* **GIVEN ENTRIES**
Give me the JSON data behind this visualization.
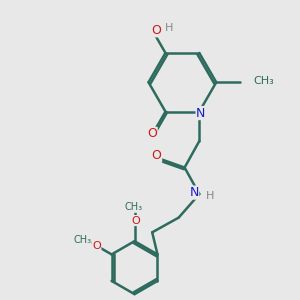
{
  "bg_color": "#e8e8e8",
  "bond_color": "#2d6b5e",
  "N_color": "#1a1acc",
  "O_color": "#cc1a1a",
  "H_color": "#888888",
  "bond_width": 1.8,
  "fig_size": [
    3.0,
    3.0
  ],
  "dpi": 100,
  "xlim": [
    0,
    10
  ],
  "ylim": [
    0,
    10
  ]
}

* **YOUR GOAL**
Transcribe the material exactly, leaving every picture out.

* **RESPONSE TO THIS EXERCISE**
Give me the JSON data behind this visualization.
{
  "bg_color": "#e8e8e8",
  "bond_color": "#2d6b5e",
  "N_color": "#1a1acc",
  "O_color": "#cc1a1a",
  "H_color": "#888888",
  "bond_width": 1.8,
  "fig_size": [
    3.0,
    3.0
  ],
  "dpi": 100,
  "xlim": [
    0,
    10
  ],
  "ylim": [
    0,
    10
  ]
}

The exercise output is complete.